[Stored records]
##########
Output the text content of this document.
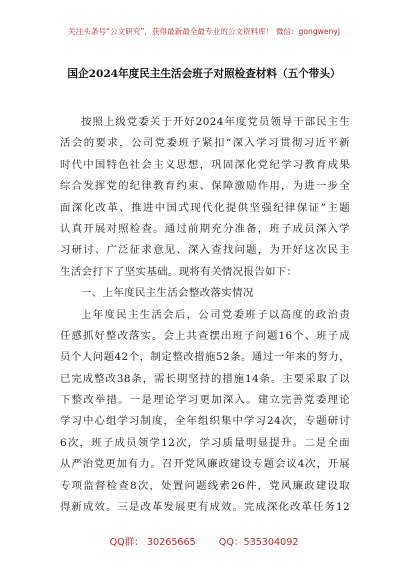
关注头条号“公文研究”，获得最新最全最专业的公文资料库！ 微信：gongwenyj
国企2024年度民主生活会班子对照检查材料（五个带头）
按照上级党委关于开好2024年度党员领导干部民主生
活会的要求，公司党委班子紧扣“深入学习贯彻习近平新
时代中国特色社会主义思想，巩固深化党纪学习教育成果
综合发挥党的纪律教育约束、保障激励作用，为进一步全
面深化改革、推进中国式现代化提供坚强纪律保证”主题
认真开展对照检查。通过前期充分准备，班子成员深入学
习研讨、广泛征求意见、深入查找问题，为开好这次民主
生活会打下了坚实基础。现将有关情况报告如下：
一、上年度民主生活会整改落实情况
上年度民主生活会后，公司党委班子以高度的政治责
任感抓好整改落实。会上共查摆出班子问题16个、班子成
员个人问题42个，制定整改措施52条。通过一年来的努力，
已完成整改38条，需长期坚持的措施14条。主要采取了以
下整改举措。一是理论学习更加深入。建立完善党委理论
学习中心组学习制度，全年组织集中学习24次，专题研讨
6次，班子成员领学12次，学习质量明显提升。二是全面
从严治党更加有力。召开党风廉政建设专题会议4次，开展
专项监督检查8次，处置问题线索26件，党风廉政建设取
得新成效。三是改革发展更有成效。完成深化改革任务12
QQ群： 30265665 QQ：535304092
##########
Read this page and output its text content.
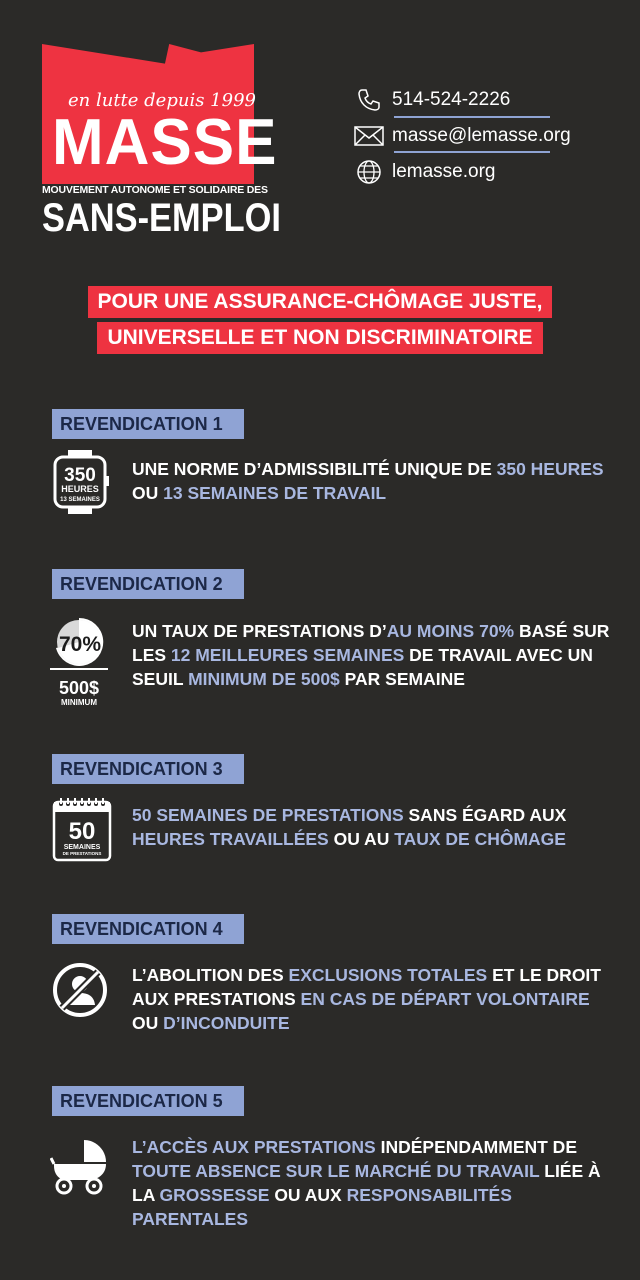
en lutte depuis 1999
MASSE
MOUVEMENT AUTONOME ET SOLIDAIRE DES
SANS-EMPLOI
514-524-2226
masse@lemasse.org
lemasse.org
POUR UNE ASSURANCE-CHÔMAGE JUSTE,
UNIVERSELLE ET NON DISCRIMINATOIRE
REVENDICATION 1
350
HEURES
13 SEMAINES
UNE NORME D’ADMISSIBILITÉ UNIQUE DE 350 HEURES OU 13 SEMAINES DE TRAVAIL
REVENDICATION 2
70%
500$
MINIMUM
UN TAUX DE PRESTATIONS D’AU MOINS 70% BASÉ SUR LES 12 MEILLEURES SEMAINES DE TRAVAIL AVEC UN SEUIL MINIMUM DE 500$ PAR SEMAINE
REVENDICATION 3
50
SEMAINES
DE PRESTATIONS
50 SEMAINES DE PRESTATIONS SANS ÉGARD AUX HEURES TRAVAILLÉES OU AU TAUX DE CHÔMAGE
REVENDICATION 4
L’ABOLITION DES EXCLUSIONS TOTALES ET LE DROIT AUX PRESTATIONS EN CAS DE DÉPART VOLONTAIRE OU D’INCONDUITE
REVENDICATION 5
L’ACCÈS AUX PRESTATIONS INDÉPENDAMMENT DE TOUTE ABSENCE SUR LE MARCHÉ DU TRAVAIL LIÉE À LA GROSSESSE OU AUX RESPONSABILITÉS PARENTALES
##########
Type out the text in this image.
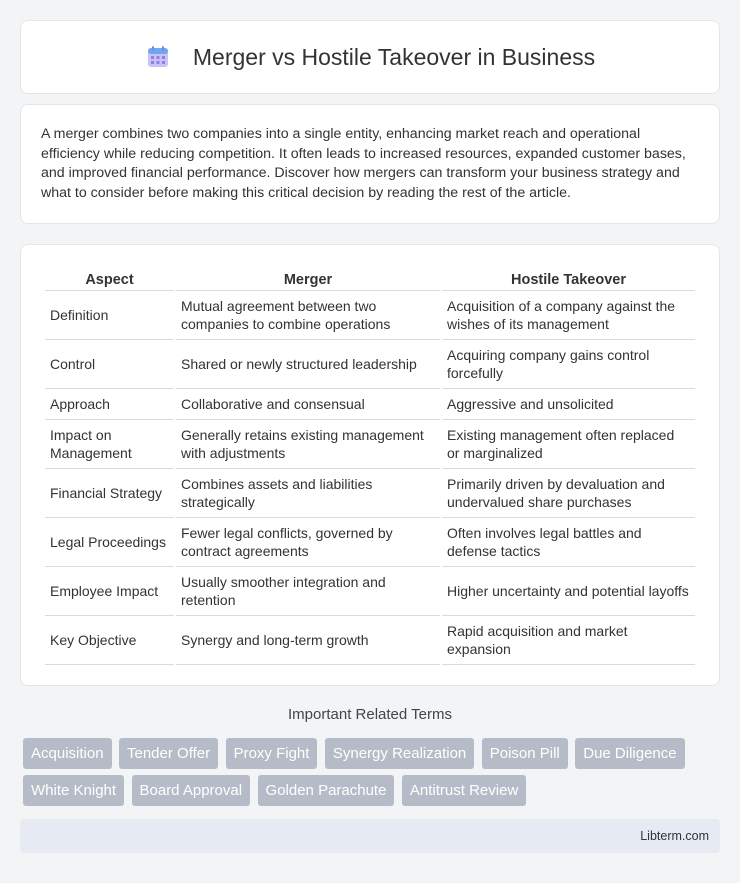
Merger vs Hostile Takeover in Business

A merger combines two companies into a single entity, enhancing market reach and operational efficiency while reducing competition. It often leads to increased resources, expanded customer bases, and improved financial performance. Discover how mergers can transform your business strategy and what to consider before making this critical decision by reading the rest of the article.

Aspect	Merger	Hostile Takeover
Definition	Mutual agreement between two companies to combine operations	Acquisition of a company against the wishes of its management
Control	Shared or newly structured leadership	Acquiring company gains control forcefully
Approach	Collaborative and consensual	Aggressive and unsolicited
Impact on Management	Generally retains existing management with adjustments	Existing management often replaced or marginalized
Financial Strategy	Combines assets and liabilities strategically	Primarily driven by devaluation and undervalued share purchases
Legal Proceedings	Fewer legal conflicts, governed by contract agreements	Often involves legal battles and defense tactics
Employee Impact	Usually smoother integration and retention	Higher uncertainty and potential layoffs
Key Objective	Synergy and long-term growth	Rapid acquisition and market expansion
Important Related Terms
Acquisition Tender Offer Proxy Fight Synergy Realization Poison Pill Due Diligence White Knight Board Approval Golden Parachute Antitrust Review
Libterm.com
##########
**Challenge:**
State the count of lines with the word "management" in them, and write nothing else.

**Answer:**
2